**What you should do:**
Check each line of the material. Copy those containing "this".

**Dataset items:**
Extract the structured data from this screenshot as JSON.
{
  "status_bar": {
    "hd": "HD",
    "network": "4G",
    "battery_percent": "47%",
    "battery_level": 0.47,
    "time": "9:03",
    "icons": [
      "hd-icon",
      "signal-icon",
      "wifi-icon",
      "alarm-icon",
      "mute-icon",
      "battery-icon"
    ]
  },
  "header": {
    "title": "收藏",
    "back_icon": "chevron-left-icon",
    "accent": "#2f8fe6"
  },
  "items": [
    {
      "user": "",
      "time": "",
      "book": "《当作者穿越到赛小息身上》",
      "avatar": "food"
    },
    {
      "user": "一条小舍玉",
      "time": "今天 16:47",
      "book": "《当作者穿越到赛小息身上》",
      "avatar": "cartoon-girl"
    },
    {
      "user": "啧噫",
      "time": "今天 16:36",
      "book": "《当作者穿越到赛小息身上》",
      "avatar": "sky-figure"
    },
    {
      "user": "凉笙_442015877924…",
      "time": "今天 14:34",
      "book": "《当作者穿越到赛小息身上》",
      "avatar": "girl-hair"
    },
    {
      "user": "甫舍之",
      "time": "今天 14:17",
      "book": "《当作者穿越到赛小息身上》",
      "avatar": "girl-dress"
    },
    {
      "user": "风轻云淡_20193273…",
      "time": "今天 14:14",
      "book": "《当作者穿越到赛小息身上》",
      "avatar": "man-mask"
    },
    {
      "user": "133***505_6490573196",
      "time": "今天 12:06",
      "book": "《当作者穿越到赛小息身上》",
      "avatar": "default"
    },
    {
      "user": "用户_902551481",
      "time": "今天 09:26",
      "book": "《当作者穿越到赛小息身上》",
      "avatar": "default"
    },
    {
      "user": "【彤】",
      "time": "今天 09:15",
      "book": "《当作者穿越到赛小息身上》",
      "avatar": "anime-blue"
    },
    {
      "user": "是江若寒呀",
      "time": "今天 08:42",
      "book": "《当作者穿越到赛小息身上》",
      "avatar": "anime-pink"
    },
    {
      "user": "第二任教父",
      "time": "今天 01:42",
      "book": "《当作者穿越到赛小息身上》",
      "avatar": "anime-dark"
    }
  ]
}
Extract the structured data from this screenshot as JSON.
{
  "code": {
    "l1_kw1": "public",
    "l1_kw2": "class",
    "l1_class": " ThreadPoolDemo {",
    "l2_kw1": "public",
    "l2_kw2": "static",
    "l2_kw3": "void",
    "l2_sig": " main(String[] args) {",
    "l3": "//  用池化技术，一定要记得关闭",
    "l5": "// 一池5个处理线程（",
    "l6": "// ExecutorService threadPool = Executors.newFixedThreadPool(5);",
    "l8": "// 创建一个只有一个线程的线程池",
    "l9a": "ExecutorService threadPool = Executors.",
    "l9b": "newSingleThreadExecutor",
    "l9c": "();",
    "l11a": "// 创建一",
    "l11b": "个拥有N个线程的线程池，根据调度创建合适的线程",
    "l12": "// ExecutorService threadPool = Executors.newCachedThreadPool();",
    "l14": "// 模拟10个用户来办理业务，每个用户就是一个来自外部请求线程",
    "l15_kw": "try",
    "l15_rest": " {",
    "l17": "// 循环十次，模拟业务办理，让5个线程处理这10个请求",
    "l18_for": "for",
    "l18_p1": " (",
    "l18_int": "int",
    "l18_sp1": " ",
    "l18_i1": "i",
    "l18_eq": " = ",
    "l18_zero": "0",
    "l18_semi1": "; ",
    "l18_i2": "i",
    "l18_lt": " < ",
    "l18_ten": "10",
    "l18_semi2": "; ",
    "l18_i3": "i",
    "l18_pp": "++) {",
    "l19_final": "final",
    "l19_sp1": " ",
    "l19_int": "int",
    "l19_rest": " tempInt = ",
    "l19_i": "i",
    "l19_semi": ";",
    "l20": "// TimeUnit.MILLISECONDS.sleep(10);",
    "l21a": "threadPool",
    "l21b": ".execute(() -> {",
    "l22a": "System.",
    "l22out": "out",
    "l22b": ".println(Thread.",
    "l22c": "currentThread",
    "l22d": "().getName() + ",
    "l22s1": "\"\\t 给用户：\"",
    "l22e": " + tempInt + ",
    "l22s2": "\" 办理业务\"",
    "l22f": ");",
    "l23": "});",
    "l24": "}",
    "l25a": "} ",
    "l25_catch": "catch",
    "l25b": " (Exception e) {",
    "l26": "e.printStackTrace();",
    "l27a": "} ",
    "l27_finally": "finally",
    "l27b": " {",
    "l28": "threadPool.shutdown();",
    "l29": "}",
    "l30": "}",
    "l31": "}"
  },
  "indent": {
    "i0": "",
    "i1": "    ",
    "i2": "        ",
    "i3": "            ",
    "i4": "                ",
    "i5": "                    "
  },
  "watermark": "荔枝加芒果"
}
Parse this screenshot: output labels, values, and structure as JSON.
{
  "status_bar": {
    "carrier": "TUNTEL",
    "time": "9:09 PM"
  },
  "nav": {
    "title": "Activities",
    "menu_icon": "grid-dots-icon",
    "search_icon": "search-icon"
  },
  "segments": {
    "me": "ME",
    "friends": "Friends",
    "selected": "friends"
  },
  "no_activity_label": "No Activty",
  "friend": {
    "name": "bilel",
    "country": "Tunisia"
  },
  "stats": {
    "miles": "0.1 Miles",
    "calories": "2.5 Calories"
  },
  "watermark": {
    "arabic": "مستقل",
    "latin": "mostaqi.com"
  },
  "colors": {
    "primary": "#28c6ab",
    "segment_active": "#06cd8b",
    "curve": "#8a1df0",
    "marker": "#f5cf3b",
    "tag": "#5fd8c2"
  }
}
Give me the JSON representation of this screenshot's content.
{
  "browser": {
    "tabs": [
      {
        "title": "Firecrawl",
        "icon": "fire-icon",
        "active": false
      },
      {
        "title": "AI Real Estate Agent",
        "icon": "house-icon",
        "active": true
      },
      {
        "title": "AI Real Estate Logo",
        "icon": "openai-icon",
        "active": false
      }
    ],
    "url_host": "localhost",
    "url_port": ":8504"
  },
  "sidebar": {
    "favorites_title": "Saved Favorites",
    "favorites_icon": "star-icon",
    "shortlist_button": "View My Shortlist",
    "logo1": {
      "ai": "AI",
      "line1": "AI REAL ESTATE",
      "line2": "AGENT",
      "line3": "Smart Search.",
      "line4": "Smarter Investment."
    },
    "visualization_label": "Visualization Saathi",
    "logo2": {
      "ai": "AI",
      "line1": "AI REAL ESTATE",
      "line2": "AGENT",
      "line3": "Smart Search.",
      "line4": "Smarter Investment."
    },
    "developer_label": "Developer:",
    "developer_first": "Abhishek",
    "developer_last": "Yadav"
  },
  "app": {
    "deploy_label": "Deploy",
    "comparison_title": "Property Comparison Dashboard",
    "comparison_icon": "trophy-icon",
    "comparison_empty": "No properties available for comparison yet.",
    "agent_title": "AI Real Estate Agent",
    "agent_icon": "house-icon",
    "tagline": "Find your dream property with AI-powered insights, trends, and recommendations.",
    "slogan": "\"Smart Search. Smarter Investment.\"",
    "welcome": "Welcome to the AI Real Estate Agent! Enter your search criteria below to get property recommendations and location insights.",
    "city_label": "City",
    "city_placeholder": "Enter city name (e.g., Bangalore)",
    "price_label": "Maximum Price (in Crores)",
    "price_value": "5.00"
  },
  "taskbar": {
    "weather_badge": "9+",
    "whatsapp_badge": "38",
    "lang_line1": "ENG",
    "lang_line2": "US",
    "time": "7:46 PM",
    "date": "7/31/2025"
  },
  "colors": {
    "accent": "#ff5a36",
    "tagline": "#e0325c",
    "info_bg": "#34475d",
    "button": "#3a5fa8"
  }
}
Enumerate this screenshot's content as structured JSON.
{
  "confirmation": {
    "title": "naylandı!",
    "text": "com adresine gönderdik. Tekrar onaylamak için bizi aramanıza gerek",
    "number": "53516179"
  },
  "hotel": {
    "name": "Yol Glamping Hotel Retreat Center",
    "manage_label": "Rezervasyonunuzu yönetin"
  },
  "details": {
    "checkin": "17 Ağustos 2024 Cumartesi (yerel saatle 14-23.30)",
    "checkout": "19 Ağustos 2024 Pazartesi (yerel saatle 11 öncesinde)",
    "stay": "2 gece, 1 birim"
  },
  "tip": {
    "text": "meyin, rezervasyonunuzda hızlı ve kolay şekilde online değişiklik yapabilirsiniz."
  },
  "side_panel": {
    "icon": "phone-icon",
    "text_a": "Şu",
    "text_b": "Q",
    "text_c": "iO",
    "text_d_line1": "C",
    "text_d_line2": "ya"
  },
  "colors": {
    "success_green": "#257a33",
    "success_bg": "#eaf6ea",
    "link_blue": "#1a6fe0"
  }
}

**Reply:**
Extract the structured data from this screenshot as JSON.
Extract the structured data from this screenshot as JSON.
Parse this screenshot: output labels, values, and structure as JSON.
Give me the JSON representation of this screenshot's content.
Enumerate this screenshot's content as structured JSON.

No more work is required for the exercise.